Questions to answer:
1. In the fieldops-mcp project description, which tool composes a draft from customer, tech, and job data but deliberately does not send it?
2. Reproduce the passage of the fieldops-mcp description from "Artifacts worth reading" to "demonstrates the discipline.", word for word.

Extracted text:
***
Repo: github.com/midimurphdesigns/fieldops-mcp
Live showcase: fieldops-mcp.kevinmurphywebdev.com
Read the full story: Building fieldops-mcp
A Model Context Protocol server that exposes a small-business field-services dispatcher workflow as agent tools an LLM client can drive end-to-end. 6 tools, 6 structurally distinct shapes — read, search-and-rank, mutation with typed errors, composition, aggregation, and human escalation. The interesting work isn't the plumbing; it's choosing which tools to expose at all.
How it's built
Bun + TypeScript strict, MCP TypeScript SDK, Zod-validated tool inputs, typed error envelopes (NotFoundError, ConflictError, ValidationError → ToolError). Each tool unlocks a different capability: find_available_techs is search-and-rank with a join the model would otherwise do badly by hand; assign_job is mutation with typed conflict errors so the model has to read failures it would otherwise ignore; draft_customer_message is composition that pulls real customer + tech + job data into a draft (and deliberately does not send); flag_for_human is constructive refusal as a tool, queue-routable instead of swallowed in chat.
Artifacts worth reading
- The tool registry that wires the six tools to the MCP server
- The conflict-error path for mutation tools — the part most agent integrations get wrong
- The captured Claude transcripts showing the six tools in real end-to-end flow
The trade-offs
Tool-surface design is the part of agent engineering most projects skip. It's also the part that decides whether the agent is a feature you can ship or a feature you can demo. fieldops-mcp is the smallest server that demonstrates the discipline.
***
Dataset excerpts:
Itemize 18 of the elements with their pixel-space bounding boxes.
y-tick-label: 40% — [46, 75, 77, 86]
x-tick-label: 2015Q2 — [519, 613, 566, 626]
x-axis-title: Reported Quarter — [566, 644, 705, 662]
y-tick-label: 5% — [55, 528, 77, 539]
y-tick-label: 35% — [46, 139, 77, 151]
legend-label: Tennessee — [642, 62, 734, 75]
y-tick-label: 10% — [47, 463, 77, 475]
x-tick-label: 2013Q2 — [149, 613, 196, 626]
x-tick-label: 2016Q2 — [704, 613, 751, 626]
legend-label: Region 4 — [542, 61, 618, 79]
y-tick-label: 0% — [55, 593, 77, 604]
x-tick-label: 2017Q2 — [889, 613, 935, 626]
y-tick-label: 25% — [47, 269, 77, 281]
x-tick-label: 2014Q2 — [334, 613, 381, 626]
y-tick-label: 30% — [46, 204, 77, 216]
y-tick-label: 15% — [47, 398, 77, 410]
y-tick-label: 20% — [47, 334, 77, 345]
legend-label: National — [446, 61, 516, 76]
***
Solved tasks:
1. The draft_customer_message tool.

2.
Artifacts worth reading
- The tool registry that wires the six tools to the MCP server
- The conflict-error path for mutation tools — the part most agent integrations get wrong
- The captured Claude transcripts showing the six tools in real end-to-end flow
The trade-offs
Tool-surface design is the part of agent engineering most projects skip. It's also the part that decides whether the agent is a feature you can ship or a feature you can demo. fieldops-mcp is the smallest server that demonstrates the discipline.